Exercise aim ::
Reproduce the listing that follows with no differences at all.

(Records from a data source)

--- BEGIN ---

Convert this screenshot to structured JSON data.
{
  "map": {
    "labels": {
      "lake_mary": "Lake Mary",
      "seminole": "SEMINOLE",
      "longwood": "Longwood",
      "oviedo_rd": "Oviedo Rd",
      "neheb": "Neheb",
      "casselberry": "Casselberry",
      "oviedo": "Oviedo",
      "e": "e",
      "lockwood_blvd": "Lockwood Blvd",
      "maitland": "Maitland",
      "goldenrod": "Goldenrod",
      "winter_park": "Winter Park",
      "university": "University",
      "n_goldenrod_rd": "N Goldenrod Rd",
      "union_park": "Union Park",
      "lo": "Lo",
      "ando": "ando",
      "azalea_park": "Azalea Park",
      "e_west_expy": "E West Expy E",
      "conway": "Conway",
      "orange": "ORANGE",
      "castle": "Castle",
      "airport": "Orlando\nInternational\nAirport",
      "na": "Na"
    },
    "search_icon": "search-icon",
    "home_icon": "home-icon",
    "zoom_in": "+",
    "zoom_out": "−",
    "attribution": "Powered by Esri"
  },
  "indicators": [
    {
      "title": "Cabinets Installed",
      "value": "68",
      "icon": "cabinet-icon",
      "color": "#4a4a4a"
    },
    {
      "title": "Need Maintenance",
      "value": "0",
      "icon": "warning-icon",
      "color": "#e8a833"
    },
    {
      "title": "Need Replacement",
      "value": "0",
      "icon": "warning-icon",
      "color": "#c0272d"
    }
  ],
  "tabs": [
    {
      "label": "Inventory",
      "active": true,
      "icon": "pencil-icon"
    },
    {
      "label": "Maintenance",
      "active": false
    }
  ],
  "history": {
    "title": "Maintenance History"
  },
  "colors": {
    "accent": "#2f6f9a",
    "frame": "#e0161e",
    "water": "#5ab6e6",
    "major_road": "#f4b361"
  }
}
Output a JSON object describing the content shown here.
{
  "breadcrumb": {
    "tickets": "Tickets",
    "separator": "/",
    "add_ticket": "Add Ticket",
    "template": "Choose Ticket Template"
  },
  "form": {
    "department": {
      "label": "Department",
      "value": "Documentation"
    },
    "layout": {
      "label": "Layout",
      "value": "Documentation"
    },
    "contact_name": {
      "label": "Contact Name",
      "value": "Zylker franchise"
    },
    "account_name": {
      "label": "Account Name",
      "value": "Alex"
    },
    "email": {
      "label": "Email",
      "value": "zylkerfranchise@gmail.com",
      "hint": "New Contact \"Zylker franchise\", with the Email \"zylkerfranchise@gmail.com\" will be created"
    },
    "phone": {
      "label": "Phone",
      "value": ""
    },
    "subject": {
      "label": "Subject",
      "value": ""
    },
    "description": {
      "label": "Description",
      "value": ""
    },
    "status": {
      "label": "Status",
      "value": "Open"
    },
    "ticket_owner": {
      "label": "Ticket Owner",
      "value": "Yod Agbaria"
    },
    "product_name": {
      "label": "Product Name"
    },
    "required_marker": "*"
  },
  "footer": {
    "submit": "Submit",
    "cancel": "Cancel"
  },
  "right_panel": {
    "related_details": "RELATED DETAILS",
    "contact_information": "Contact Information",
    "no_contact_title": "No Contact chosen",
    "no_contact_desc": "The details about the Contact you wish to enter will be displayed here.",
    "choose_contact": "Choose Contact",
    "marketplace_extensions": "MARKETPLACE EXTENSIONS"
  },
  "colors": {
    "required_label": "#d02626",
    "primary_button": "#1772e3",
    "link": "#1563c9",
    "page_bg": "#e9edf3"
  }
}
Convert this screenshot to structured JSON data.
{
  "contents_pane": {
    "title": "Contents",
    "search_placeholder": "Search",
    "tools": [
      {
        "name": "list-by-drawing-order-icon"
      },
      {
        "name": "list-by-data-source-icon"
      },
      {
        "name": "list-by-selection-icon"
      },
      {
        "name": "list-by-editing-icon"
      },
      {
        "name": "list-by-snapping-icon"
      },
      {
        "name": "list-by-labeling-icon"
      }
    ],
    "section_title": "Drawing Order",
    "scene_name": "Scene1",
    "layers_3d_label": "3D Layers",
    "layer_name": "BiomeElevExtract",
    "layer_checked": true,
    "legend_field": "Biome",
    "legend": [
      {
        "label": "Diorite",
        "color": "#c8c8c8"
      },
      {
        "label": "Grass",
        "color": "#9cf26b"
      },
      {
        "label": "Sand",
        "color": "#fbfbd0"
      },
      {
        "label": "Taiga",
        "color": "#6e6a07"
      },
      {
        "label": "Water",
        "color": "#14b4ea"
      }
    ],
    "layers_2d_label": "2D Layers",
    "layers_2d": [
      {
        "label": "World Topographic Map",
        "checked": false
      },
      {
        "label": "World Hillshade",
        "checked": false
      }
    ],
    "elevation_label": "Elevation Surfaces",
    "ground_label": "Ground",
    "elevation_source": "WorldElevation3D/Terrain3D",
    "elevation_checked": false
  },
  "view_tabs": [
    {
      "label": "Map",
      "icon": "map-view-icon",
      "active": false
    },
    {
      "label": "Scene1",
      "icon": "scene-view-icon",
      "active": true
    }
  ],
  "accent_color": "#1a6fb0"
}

--- END ---

Solved problem ::
Convert this screenshot to structured JSON data.
{
  "map": {
    "labels": {
      "lake_mary": "Lake Mary",
      "seminole": "SEMINOLE",
      "longwood": "Longwood",
      "oviedo_rd": "Oviedo Rd",
      "neheb": "Neheb",
      "casselberry": "Casselberry",
      "oviedo": "Oviedo",
      "e": "e",
      "lockwood_blvd": "Lockwood Blvd",
      "maitland": "Maitland",
      "goldenrod": "Goldenrod",
      "winter_park": "Winter Park",
      "university": "University",
      "n_goldenrod_rd": "N Goldenrod Rd",
      "union_park": "Union Park",
      "lo": "Lo",
      "ando": "ando",
      "azalea_park": "Azalea Park",
      "e_west_expy": "E West Expy E",
      "conway": "Conway",
      "orange": "ORANGE",
      "castle": "Castle",
      "airport": "Orlando\nInternational\nAirport",
      "na": "Na"
    },
    "search_icon": "search-icon",
    "home_icon": "home-icon",
    "zoom_in": "+",
    "zoom_out": "−",
    "attribution": "Powered by Esri"
  },
  "indicators": [
    {
      "title": "Cabinets Installed",
      "value": "68",
      "icon": "cabinet-icon",
      "color": "#4a4a4a"
    },
    {
      "title": "Need Maintenance",
      "value": "0",
      "icon": "warning-icon",
      "color": "#e8a833"
    },
    {
      "title": "Need Replacement",
      "value": "0",
      "icon": "warning-icon",
      "color": "#c0272d"
    }
  ],
  "tabs": [
    {
      "label": "Inventory",
      "active": true,
      "icon": "pencil-icon"
    },
    {
      "label": "Maintenance",
      "active": false
    }
  ],
  "history": {
    "title": "Maintenance History"
  },
  "colors": {
    "accent": "#2f6f9a",
    "frame": "#e0161e",
    "water": "#5ab6e6",
    "major_road": "#f4b361"
  }
}
Output a JSON object describing the content shown here.
{
  "breadcrumb": {
    "tickets": "Tickets",
    "separator": "/",
    "add_ticket": "Add Ticket",
    "template": "Choose Ticket Template"
  },
  "form": {
    "department": {
      "label": "Department",
      "value": "Documentation"
    },
    "layout": {
      "label": "Layout",
      "value": "Documentation"
    },
    "contact_name": {
      "label": "Contact Name",
      "value": "Zylker franchise"
    },
    "account_name": {
      "label": "Account Name",
      "value": "Alex"
    },
    "email": {
      "label": "Email",
      "value": "zylkerfranchise@gmail.com",
      "hint": "New Contact \"Zylker franchise\", with the Email \"zylkerfranchise@gmail.com\" will be created"
    },
    "phone": {
      "label": "Phone",
      "value": ""
    },
    "subject": {
      "label": "Subject",
      "value": ""
    },
    "description": {
      "label": "Description",
      "value": ""
    },
    "status": {
      "label": "Status",
      "value": "Open"
    },
    "ticket_owner": {
      "label": "Ticket Owner",
      "value": "Yod Agbaria"
    },
    "product_name": {
      "label": "Product Name"
    },
    "required_marker": "*"
  },
  "footer": {
    "submit": "Submit",
    "cancel": "Cancel"
  },
  "right_panel": {
    "related_details": "RELATED DETAILS",
    "contact_information": "Contact Information",
    "no_contact_title": "No Contact chosen",
    "no_contact_desc": "The details about the Contact you wish to enter will be displayed here.",
    "choose_contact": "Choose Contact",
    "marketplace_extensions": "MARKETPLACE EXTENSIONS"
  },
  "colors": {
    "required_label": "#d02626",
    "primary_button": "#1772e3",
    "link": "#1563c9",
    "page_bg": "#e9edf3"
  }
}
Convert this screenshot to structured JSON data.
{
  "contents_pane": {
    "title": "Contents",
    "search_placeholder": "Search",
    "tools": [
      {
        "name": "list-by-drawing-order-icon"
      },
      {
        "name": "list-by-data-source-icon"
      },
      {
        "name": "list-by-selection-icon"
      },
      {
        "name": "list-by-editing-icon"
      },
      {
        "name": "list-by-snapping-icon"
      },
      {
        "name": "list-by-labeling-icon"
      }
    ],
    "section_title": "Drawing Order",
    "scene_name": "Scene1",
    "layers_3d_label": "3D Layers",
    "layer_name": "BiomeElevExtract",
    "layer_checked": true,
    "legend_field": "Biome",
    "legend": [
      {
        "label": "Diorite",
        "color": "#c8c8c8"
      },
      {
        "label": "Grass",
        "color": "#9cf26b"
      },
      {
        "label": "Sand",
        "color": "#fbfbd0"
      },
      {
        "label": "Taiga",
        "color": "#6e6a07"
      },
      {
        "label": "Water",
        "color": "#14b4ea"
      }
    ],
    "layers_2d_label": "2D Layers",
    "layers_2d": [
      {
        "label": "World Topographic Map",
        "checked": false
      },
      {
        "label": "World Hillshade",
        "checked": false
      }
    ],
    "elevation_label": "Elevation Surfaces",
    "ground_label": "Ground",
    "elevation_source": "WorldElevation3D/Terrain3D",
    "elevation_checked": false
  },
  "view_tabs": [
    {
      "label": "Map",
      "icon": "map-view-icon",
      "active": false
    },
    {
      "label": "Scene1",
      "icon": "scene-view-icon",
      "active": true
    }
  ],
  "accent_color": "#1a6fb0"
}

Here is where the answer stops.